_Task description_
Below is a block of records; repeat each one exactly.

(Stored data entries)
----------------
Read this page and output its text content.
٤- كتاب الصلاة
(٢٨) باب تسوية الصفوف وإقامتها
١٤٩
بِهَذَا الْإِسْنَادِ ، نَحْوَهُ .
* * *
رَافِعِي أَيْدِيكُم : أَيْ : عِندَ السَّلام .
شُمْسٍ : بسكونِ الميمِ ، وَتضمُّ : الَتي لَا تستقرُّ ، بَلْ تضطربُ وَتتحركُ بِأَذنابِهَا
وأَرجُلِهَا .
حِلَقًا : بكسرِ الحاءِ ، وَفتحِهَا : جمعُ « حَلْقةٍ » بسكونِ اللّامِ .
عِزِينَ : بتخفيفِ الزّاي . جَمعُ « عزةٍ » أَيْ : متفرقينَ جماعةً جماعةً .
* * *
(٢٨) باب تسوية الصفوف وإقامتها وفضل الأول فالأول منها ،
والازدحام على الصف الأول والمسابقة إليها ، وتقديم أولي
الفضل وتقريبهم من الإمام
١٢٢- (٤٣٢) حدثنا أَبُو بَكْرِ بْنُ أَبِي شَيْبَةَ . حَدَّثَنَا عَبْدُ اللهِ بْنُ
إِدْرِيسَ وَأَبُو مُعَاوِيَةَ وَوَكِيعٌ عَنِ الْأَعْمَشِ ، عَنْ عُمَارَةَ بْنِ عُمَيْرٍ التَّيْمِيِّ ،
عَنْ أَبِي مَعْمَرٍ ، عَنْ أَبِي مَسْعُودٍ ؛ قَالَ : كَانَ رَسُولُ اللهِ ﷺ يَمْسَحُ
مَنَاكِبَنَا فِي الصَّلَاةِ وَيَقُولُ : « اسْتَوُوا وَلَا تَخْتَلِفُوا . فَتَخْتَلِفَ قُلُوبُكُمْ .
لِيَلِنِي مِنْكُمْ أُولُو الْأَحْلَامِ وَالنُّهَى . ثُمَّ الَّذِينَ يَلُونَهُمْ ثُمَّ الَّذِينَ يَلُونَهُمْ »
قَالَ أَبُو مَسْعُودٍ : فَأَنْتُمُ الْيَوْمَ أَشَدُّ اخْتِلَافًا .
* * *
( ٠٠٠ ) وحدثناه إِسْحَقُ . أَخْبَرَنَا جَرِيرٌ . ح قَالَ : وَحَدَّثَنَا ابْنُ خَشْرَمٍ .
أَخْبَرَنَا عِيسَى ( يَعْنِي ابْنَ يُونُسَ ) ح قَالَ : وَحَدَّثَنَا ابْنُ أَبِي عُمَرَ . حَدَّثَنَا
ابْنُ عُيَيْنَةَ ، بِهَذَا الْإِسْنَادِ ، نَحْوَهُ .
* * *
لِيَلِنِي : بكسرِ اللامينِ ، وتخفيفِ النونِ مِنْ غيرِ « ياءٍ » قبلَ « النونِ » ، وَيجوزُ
----------------
_Reply_
Read this page and output its text content.
٤- كتاب الصلاة
(٢٨) باب تسوية الصفوف وإقامتها
١٤٩
بِهَذَا الْإِسْنَادِ ، نَحْوَهُ .
* * *
رَافِعِي أَيْدِيكُم : أَيْ : عِندَ السَّلام .
شُمْسٍ : بسكونِ الميمِ ، وَتضمُّ : الَتي لَا تستقرُّ ، بَلْ تضطربُ وَتتحركُ بِأَذنابِهَا
وأَرجُلِهَا .
حِلَقًا : بكسرِ الحاءِ ، وَفتحِهَا : جمعُ « حَلْقةٍ » بسكونِ اللّامِ .
عِزِينَ : بتخفيفِ الزّاي . جَمعُ « عزةٍ » أَيْ : متفرقينَ جماعةً جماعةً .
* * *
(٢٨) باب تسوية الصفوف وإقامتها وفضل الأول فالأول منها ،
والازدحام على الصف الأول والمسابقة إليها ، وتقديم أولي
الفضل وتقريبهم من الإمام
١٢٢- (٤٣٢) حدثنا أَبُو بَكْرِ بْنُ أَبِي شَيْبَةَ . حَدَّثَنَا عَبْدُ اللهِ بْنُ
إِدْرِيسَ وَأَبُو مُعَاوِيَةَ وَوَكِيعٌ عَنِ الْأَعْمَشِ ، عَنْ عُمَارَةَ بْنِ عُمَيْرٍ التَّيْمِيِّ ،
عَنْ أَبِي مَعْمَرٍ ، عَنْ أَبِي مَسْعُودٍ ؛ قَالَ : كَانَ رَسُولُ اللهِ ﷺ يَمْسَحُ
مَنَاكِبَنَا فِي الصَّلَاةِ وَيَقُولُ : « اسْتَوُوا وَلَا تَخْتَلِفُوا . فَتَخْتَلِفَ قُلُوبُكُمْ .
لِيَلِنِي مِنْكُمْ أُولُو الْأَحْلَامِ وَالنُّهَى . ثُمَّ الَّذِينَ يَلُونَهُمْ ثُمَّ الَّذِينَ يَلُونَهُمْ »
قَالَ أَبُو مَسْعُودٍ : فَأَنْتُمُ الْيَوْمَ أَشَدُّ اخْتِلَافًا .
* * *
( ٠٠٠ ) وحدثناه إِسْحَقُ . أَخْبَرَنَا جَرِيرٌ . ح قَالَ : وَحَدَّثَنَا ابْنُ خَشْرَمٍ .
أَخْبَرَنَا عِيسَى ( يَعْنِي ابْنَ يُونُسَ ) ح قَالَ : وَحَدَّثَنَا ابْنُ أَبِي عُمَرَ . حَدَّثَنَا
ابْنُ عُيَيْنَةَ ، بِهَذَا الْإِسْنَادِ ، نَحْوَهُ .
* * *
لِيَلِنِي : بكسرِ اللامينِ ، وتخفيفِ النونِ مِنْ غيرِ « ياءٍ » قبلَ « النونِ » ، وَيجوزُ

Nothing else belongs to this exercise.